* **Records provided**
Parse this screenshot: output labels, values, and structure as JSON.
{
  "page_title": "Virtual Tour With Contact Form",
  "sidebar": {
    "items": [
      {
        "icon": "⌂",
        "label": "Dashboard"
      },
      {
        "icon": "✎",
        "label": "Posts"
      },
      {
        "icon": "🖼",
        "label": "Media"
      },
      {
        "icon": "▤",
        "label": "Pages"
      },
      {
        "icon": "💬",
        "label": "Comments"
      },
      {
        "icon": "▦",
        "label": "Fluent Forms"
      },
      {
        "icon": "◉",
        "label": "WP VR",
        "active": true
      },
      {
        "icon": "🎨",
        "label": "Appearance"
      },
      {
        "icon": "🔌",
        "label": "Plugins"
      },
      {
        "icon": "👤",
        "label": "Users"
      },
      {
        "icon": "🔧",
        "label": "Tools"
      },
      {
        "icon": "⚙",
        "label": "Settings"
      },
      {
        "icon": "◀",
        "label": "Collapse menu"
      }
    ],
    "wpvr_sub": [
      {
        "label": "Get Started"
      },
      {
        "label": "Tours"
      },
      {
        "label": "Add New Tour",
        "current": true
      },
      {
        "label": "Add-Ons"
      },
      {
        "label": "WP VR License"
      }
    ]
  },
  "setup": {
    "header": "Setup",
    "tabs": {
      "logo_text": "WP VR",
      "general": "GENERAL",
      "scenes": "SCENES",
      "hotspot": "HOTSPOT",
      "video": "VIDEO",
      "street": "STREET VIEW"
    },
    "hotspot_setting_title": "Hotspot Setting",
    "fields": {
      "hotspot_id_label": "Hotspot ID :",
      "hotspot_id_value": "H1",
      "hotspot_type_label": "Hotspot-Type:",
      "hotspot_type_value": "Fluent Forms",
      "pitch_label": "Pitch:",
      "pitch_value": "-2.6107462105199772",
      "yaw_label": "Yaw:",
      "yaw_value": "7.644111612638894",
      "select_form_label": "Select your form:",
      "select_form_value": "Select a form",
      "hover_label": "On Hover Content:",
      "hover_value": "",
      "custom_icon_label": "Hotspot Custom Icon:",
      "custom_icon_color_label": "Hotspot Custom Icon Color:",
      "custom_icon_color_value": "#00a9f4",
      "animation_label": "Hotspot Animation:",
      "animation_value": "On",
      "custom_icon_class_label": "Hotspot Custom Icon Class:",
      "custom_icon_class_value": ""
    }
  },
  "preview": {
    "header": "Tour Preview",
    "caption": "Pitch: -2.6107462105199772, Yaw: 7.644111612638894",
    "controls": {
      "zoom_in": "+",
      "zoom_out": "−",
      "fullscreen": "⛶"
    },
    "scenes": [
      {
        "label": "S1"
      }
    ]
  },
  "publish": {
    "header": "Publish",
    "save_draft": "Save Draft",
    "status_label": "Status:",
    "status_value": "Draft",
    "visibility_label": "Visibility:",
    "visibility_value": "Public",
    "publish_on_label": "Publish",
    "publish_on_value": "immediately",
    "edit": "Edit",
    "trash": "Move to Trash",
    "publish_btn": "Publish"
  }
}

* **Problem to solve**
Send back each record exactly as it stands.

* **Result below**
Parse this screenshot: output labels, values, and structure as JSON.
{
  "page_title": "Virtual Tour With Contact Form",
  "sidebar": {
    "items": [
      {
        "icon": "⌂",
        "label": "Dashboard"
      },
      {
        "icon": "✎",
        "label": "Posts"
      },
      {
        "icon": "🖼",
        "label": "Media"
      },
      {
        "icon": "▤",
        "label": "Pages"
      },
      {
        "icon": "💬",
        "label": "Comments"
      },
      {
        "icon": "▦",
        "label": "Fluent Forms"
      },
      {
        "icon": "◉",
        "label": "WP VR",
        "active": true
      },
      {
        "icon": "🎨",
        "label": "Appearance"
      },
      {
        "icon": "🔌",
        "label": "Plugins"
      },
      {
        "icon": "👤",
        "label": "Users"
      },
      {
        "icon": "🔧",
        "label": "Tools"
      },
      {
        "icon": "⚙",
        "label": "Settings"
      },
      {
        "icon": "◀",
        "label": "Collapse menu"
      }
    ],
    "wpvr_sub": [
      {
        "label": "Get Started"
      },
      {
        "label": "Tours"
      },
      {
        "label": "Add New Tour",
        "current": true
      },
      {
        "label": "Add-Ons"
      },
      {
        "label": "WP VR License"
      }
    ]
  },
  "setup": {
    "header": "Setup",
    "tabs": {
      "logo_text": "WP VR",
      "general": "GENERAL",
      "scenes": "SCENES",
      "hotspot": "HOTSPOT",
      "video": "VIDEO",
      "street": "STREET VIEW"
    },
    "hotspot_setting_title": "Hotspot Setting",
    "fields": {
      "hotspot_id_label": "Hotspot ID :",
      "hotspot_id_value": "H1",
      "hotspot_type_label": "Hotspot-Type:",
      "hotspot_type_value": "Fluent Forms",
      "pitch_label": "Pitch:",
      "pitch_value": "-2.6107462105199772",
      "yaw_label": "Yaw:",
      "yaw_value": "7.644111612638894",
      "select_form_label": "Select your form:",
      "select_form_value": "Select a form",
      "hover_label": "On Hover Content:",
      "hover_value": "",
      "custom_icon_label": "Hotspot Custom Icon:",
      "custom_icon_color_label": "Hotspot Custom Icon Color:",
      "custom_icon_color_value": "#00a9f4",
      "animation_label": "Hotspot Animation:",
      "animation_value": "On",
      "custom_icon_class_label": "Hotspot Custom Icon Class:",
      "custom_icon_class_value": ""
    }
  },
  "preview": {
    "header": "Tour Preview",
    "caption": "Pitch: -2.6107462105199772, Yaw: 7.644111612638894",
    "controls": {
      "zoom_in": "+",
      "zoom_out": "−",
      "fullscreen": "⛶"
    },
    "scenes": [
      {
        "label": "S1"
      }
    ]
  },
  "publish": {
    "header": "Publish",
    "save_draft": "Save Draft",
    "status_label": "Status:",
    "status_value": "Draft",
    "visibility_label": "Visibility:",
    "visibility_value": "Public",
    "publish_on_label": "Publish",
    "publish_on_value": "immediately",
    "edit": "Edit",
    "trash": "Move to Trash",
    "publish_btn": "Publish"
  }
}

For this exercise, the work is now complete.